** EXERCISE **
Select from the data all lines with the word "ylabel".

____

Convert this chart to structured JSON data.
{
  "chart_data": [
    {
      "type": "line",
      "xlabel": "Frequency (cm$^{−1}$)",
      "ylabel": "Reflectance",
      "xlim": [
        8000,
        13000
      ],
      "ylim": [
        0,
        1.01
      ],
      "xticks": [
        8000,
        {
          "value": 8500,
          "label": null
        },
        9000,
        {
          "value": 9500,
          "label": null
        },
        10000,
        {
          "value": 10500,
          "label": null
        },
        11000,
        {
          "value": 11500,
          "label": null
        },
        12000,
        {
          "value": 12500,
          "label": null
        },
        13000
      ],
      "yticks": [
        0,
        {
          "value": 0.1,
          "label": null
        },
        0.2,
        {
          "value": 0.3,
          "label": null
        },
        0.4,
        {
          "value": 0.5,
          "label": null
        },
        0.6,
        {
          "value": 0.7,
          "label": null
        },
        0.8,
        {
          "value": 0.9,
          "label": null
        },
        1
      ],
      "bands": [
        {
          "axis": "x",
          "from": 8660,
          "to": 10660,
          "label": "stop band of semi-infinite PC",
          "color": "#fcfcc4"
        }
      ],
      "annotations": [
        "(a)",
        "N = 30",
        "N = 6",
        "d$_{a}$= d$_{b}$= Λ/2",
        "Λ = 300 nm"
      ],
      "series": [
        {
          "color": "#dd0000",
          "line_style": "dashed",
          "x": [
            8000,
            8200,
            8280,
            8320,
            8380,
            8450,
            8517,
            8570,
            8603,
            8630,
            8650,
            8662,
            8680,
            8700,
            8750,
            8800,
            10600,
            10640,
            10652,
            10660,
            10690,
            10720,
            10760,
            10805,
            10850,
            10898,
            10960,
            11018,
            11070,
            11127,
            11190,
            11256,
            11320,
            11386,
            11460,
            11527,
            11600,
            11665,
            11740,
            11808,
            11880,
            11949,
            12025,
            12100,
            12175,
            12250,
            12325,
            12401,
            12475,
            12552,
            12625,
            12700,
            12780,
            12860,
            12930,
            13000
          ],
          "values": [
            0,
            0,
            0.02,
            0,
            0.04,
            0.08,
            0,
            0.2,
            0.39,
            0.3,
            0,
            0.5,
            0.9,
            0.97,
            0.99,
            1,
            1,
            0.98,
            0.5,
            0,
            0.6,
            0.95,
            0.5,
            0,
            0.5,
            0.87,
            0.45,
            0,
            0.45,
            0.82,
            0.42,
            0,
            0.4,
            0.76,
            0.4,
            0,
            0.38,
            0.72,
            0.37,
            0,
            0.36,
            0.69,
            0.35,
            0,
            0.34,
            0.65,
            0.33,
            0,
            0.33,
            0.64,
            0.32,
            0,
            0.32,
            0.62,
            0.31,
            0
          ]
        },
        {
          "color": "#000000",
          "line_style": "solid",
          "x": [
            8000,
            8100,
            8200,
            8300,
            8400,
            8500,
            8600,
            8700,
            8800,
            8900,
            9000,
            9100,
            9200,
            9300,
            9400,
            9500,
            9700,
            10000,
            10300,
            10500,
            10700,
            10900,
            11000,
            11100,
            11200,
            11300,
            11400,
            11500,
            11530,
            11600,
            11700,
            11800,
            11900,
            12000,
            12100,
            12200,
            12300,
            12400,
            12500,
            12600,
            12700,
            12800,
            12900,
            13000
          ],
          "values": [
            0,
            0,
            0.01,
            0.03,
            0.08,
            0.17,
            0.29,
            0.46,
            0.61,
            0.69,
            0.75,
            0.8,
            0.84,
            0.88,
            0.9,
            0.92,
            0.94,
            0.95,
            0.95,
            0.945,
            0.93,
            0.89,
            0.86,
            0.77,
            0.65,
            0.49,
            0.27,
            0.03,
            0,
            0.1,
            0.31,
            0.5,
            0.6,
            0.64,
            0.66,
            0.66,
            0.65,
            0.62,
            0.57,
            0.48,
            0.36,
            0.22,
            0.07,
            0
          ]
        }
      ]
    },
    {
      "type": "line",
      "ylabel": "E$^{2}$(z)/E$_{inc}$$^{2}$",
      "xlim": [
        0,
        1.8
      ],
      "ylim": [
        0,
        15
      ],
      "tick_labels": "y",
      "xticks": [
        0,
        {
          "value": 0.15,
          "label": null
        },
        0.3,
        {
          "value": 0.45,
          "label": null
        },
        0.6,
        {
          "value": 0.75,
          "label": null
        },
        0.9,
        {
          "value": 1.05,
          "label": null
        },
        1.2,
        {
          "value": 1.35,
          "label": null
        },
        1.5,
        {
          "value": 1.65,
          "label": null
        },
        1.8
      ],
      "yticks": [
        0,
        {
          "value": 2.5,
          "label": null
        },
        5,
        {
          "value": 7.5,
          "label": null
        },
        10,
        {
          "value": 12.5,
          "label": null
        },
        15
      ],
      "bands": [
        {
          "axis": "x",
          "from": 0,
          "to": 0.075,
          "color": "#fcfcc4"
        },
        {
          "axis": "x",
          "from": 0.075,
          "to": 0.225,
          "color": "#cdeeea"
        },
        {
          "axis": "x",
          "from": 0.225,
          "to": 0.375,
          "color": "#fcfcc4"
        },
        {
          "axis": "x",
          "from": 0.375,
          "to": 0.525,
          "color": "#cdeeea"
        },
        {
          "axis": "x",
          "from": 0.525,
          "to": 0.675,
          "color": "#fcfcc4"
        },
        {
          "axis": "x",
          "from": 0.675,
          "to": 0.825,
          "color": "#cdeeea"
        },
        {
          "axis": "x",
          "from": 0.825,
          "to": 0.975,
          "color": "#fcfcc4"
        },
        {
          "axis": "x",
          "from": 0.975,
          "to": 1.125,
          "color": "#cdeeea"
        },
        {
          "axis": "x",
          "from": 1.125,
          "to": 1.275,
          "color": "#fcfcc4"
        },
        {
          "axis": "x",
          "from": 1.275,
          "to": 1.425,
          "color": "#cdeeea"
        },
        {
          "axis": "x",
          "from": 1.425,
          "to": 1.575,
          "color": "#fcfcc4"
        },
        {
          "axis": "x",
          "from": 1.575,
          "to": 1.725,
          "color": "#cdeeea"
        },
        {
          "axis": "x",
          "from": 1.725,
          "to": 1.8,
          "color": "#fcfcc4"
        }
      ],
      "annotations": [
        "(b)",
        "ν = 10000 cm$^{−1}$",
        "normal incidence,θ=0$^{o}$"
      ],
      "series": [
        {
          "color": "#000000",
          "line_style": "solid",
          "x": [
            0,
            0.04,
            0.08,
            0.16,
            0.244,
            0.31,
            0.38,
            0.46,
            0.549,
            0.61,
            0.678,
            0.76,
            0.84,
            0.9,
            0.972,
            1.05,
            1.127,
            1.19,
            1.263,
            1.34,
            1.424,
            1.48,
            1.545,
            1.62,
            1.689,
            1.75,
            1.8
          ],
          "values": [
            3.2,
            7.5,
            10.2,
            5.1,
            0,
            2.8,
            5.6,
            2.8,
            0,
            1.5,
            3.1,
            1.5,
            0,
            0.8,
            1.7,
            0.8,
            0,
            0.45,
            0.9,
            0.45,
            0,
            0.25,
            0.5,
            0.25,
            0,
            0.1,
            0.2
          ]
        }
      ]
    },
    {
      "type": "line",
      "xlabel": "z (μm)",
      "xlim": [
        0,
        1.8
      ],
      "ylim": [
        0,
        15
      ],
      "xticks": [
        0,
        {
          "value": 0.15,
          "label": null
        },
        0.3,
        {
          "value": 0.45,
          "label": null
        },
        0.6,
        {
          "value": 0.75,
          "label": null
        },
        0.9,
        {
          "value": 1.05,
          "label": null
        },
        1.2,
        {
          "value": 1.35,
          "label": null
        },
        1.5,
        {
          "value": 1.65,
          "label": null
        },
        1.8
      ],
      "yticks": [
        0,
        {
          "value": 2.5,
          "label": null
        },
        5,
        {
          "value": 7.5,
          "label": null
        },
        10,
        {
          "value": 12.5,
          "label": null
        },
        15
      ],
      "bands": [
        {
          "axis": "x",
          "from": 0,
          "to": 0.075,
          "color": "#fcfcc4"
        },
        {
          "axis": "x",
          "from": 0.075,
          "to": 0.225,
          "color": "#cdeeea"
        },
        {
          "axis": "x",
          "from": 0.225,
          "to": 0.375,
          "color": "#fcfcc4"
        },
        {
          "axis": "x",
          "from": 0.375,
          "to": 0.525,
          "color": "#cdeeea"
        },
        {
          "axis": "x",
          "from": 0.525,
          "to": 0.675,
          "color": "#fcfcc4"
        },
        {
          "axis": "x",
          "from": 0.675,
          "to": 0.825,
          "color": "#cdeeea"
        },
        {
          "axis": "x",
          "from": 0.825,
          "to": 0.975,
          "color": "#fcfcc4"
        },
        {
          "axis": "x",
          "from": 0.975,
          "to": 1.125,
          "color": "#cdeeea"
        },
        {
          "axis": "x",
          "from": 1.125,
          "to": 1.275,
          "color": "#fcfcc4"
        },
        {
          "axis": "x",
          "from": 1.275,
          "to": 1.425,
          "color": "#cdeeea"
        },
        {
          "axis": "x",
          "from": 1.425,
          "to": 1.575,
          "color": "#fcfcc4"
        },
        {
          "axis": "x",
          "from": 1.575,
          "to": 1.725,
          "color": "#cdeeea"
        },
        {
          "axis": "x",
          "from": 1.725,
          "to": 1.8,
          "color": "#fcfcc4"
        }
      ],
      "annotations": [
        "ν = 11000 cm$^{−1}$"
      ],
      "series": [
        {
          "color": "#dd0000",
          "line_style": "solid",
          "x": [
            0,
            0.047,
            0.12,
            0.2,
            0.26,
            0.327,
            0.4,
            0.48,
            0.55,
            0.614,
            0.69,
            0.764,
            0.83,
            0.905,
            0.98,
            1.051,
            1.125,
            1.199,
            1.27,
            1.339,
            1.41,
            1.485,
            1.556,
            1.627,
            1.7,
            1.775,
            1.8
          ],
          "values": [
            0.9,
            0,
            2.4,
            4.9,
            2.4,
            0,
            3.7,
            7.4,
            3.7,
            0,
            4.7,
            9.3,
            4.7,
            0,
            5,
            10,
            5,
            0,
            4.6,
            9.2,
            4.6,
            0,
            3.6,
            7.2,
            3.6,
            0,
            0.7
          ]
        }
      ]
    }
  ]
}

____

** RESULT OF THIS EXERCISE **
      "ylabel": "Reflectance",
      "ylabel": "E$^{2}$(z)/E$_{inc}$$^{2}$",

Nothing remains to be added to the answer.